§ **Data shown**
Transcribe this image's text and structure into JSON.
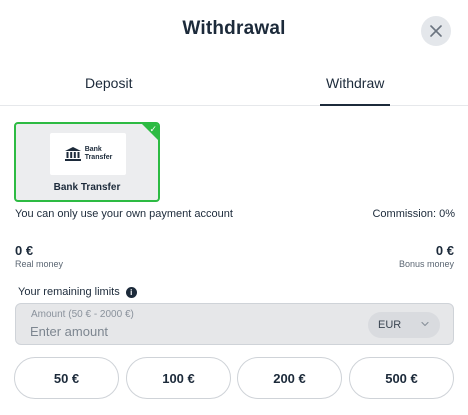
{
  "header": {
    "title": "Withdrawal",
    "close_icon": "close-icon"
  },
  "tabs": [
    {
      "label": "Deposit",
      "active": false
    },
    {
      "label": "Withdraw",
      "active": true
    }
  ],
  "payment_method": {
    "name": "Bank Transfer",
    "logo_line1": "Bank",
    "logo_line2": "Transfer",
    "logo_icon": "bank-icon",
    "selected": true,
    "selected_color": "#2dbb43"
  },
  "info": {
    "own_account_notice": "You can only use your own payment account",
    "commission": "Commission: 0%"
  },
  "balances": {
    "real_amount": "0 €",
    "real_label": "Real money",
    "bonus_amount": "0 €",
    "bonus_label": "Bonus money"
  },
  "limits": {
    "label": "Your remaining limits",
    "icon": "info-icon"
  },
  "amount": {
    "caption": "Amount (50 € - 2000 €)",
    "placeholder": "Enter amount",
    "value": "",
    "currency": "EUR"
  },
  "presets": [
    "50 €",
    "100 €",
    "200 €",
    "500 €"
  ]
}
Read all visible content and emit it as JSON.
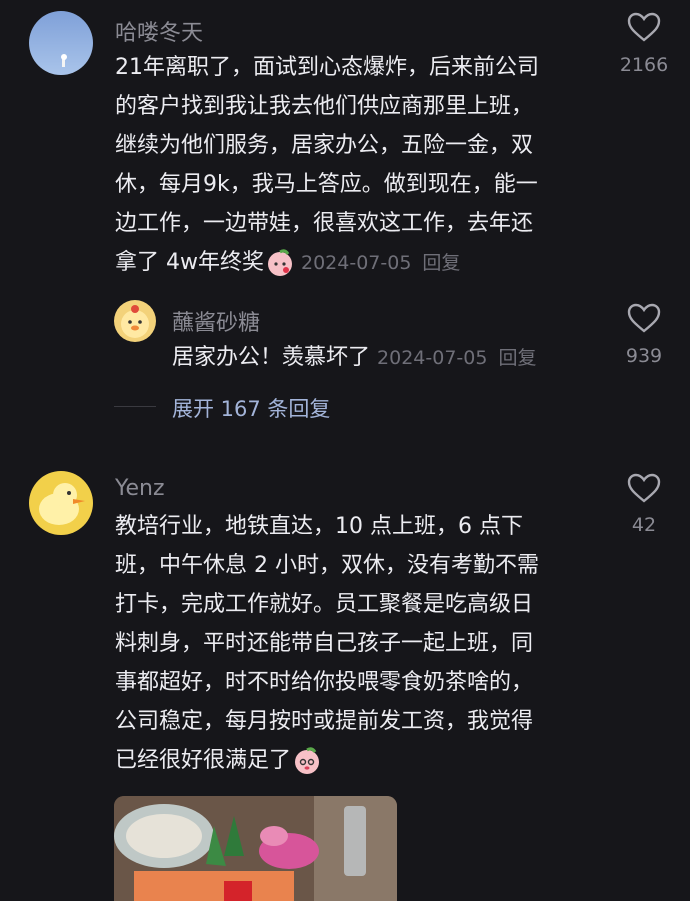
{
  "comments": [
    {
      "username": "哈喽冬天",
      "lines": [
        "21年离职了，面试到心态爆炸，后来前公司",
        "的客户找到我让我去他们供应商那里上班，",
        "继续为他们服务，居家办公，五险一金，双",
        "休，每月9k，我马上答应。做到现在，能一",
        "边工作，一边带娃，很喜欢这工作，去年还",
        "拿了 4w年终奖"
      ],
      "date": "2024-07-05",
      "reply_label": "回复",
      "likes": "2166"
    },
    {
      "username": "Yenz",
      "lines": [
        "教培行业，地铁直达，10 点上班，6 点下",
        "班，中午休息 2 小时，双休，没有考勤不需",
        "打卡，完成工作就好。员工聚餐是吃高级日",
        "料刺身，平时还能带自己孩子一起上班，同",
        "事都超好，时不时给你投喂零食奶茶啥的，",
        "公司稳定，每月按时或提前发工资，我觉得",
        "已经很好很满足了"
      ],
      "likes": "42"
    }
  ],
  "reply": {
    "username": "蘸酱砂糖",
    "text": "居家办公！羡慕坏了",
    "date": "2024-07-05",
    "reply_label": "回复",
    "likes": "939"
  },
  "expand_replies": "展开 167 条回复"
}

§ **What is asked**
Exclude the images and reproduce the remaining data exactly.

§ **Exercise output**
Transcribe this image's text and structure into JSON.
{
  "header": {
    "title": "Withdrawal",
    "close_icon": "close-icon"
  },
  "tabs": [
    {
      "label": "Deposit",
      "active": false
    },
    {
      "label": "Withdraw",
      "active": true
    }
  ],
  "payment_method": {
    "name": "Bank Transfer",
    "logo_line1": "Bank",
    "logo_line2": "Transfer",
    "logo_icon": "bank-icon",
    "selected": true,
    "selected_color": "#2dbb43"
  },
  "info": {
    "own_account_notice": "You can only use your own payment account",
    "commission": "Commission: 0%"
  },
  "balances": {
    "real_amount": "0 €",
    "real_label": "Real money",
    "bonus_amount": "0 €",
    "bonus_label": "Bonus money"
  },
  "limits": {
    "label": "Your remaining limits",
    "icon": "info-icon"
  },
  "amount": {
    "caption": "Amount (50 € - 2000 €)",
    "placeholder": "Enter amount",
    "value": "",
    "currency": "EUR"
  },
  "presets": [
    "50 €",
    "100 €",
    "200 €",
    "500 €"
  ]
}
Read all visible content and emit it as JSON.
{
  "comments": [
    {
      "username": "哈喽冬天",
      "lines": [
        "21年离职了，面试到心态爆炸，后来前公司",
        "的客户找到我让我去他们供应商那里上班，",
        "继续为他们服务，居家办公，五险一金，双",
        "休，每月9k，我马上答应。做到现在，能一",
        "边工作，一边带娃，很喜欢这工作，去年还",
        "拿了 4w年终奖"
      ],
      "date": "2024-07-05",
      "reply_label": "回复",
      "likes": "2166"
    },
    {
      "username": "Yenz",
      "lines": [
        "教培行业，地铁直达，10 点上班，6 点下",
        "班，中午休息 2 小时，双休，没有考勤不需",
        "打卡，完成工作就好。员工聚餐是吃高级日",
        "料刺身，平时还能带自己孩子一起上班，同",
        "事都超好，时不时给你投喂零食奶茶啥的，",
        "公司稳定，每月按时或提前发工资，我觉得",
        "已经很好很满足了"
      ],
      "likes": "42"
    }
  ],
  "reply": {
    "username": "蘸酱砂糖",
    "text": "居家办公！羡慕坏了",
    "date": "2024-07-05",
    "reply_label": "回复",
    "likes": "939"
  },
  "expand_replies": "展开 167 条回复"
}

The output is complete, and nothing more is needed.